[OBJECTIVE]
Could you repeat the records below exactly, leaving out any pictures?

[DATA LINES]

↓

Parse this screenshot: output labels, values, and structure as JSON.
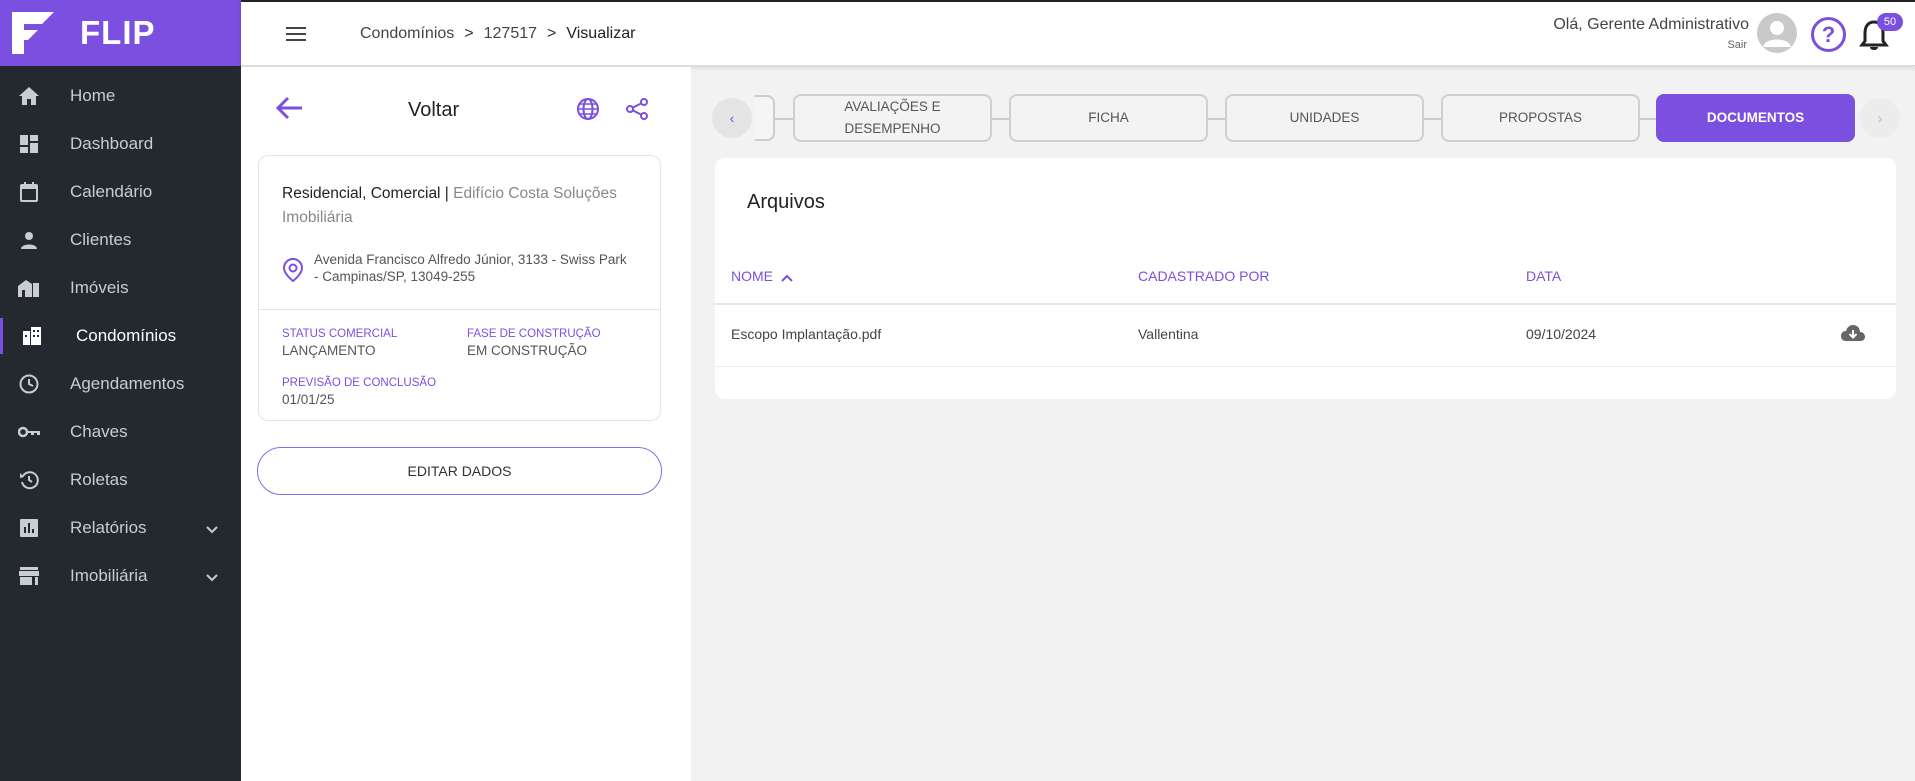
{
  "app": {
    "name": "FLIP"
  },
  "colors": {
    "accent": "#7b4fe0",
    "sidebar_bg": "#23292e"
  },
  "sidebar": {
    "items": [
      {
        "label": "Home",
        "icon": "home-icon"
      },
      {
        "label": "Dashboard",
        "icon": "dashboard-icon"
      },
      {
        "label": "Calendário",
        "icon": "calendar-icon"
      },
      {
        "label": "Clientes",
        "icon": "person-icon"
      },
      {
        "label": "Imóveis",
        "icon": "house-icon"
      },
      {
        "label": "Condomínios",
        "icon": "building-icon",
        "active": true
      },
      {
        "label": "Agendamentos",
        "icon": "clock-icon"
      },
      {
        "label": "Chaves",
        "icon": "key-icon"
      },
      {
        "label": "Roletas",
        "icon": "roulette-icon"
      },
      {
        "label": "Relatórios",
        "icon": "chart-icon",
        "expandable": true
      },
      {
        "label": "Imobiliária",
        "icon": "store-icon",
        "expandable": true
      }
    ]
  },
  "header": {
    "breadcrumb": [
      "Condomínios",
      "127517",
      "Visualizar"
    ],
    "greeting": "Olá, Gerente Administrativo",
    "logout": "Sair",
    "notification_count": "50"
  },
  "panel": {
    "back_label": "Voltar",
    "card": {
      "type": "Residencial, Comercial |",
      "name": "Edifício Costa Soluções Imobiliária",
      "address": "Avenida Francisco Alfredo Júnior, 3133 - Swiss Park - Campinas/SP, 13049-255",
      "status_label": "STATUS COMERCIAL",
      "status_value": "LANÇAMENTO",
      "phase_label": "FASE DE CONSTRUÇÃO",
      "phase_value": "EM CONSTRUÇÃO",
      "forecast_label": "PREVISÃO DE CONCLUSÃO",
      "forecast_value": "01/01/25"
    },
    "edit_label": "EDITAR DADOS"
  },
  "tabs": [
    {
      "label": "AVALIAÇÕES E DESEMPENHO"
    },
    {
      "label": "FICHA"
    },
    {
      "label": "UNIDADES"
    },
    {
      "label": "PROPOSTAS"
    },
    {
      "label": "DOCUMENTOS",
      "active": true
    }
  ],
  "files": {
    "title": "Arquivos",
    "columns": [
      "NOME",
      "CADASTRADO POR",
      "DATA"
    ],
    "rows": [
      {
        "name": "Escopo Implantação.pdf",
        "by": "Vallentina",
        "date": "09/10/2024"
      }
    ]
  }
}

↑

[SOLUTION TO THIS TASK]
Parse this screenshot: output labels, values, and structure as JSON.
{
  "app": {
    "name": "FLIP"
  },
  "colors": {
    "accent": "#7b4fe0",
    "sidebar_bg": "#23292e"
  },
  "sidebar": {
    "items": [
      {
        "label": "Home",
        "icon": "home-icon"
      },
      {
        "label": "Dashboard",
        "icon": "dashboard-icon"
      },
      {
        "label": "Calendário",
        "icon": "calendar-icon"
      },
      {
        "label": "Clientes",
        "icon": "person-icon"
      },
      {
        "label": "Imóveis",
        "icon": "house-icon"
      },
      {
        "label": "Condomínios",
        "icon": "building-icon",
        "active": true
      },
      {
        "label": "Agendamentos",
        "icon": "clock-icon"
      },
      {
        "label": "Chaves",
        "icon": "key-icon"
      },
      {
        "label": "Roletas",
        "icon": "roulette-icon"
      },
      {
        "label": "Relatórios",
        "icon": "chart-icon",
        "expandable": true
      },
      {
        "label": "Imobiliária",
        "icon": "store-icon",
        "expandable": true
      }
    ]
  },
  "header": {
    "breadcrumb": [
      "Condomínios",
      "127517",
      "Visualizar"
    ],
    "greeting": "Olá, Gerente Administrativo",
    "logout": "Sair",
    "notification_count": "50"
  },
  "panel": {
    "back_label": "Voltar",
    "card": {
      "type": "Residencial, Comercial |",
      "name": "Edifício Costa Soluções Imobiliária",
      "address": "Avenida Francisco Alfredo Júnior, 3133 - Swiss Park - Campinas/SP, 13049-255",
      "status_label": "STATUS COMERCIAL",
      "status_value": "LANÇAMENTO",
      "phase_label": "FASE DE CONSTRUÇÃO",
      "phase_value": "EM CONSTRUÇÃO",
      "forecast_label": "PREVISÃO DE CONCLUSÃO",
      "forecast_value": "01/01/25"
    },
    "edit_label": "EDITAR DADOS"
  },
  "tabs": [
    {
      "label": "AVALIAÇÕES E DESEMPENHO"
    },
    {
      "label": "FICHA"
    },
    {
      "label": "UNIDADES"
    },
    {
      "label": "PROPOSTAS"
    },
    {
      "label": "DOCUMENTOS",
      "active": true
    }
  ],
  "files": {
    "title": "Arquivos",
    "columns": [
      "NOME",
      "CADASTRADO POR",
      "DATA"
    ],
    "rows": [
      {
        "name": "Escopo Implantação.pdf",
        "by": "Vallentina",
        "date": "09/10/2024"
      }
    ]
  }
}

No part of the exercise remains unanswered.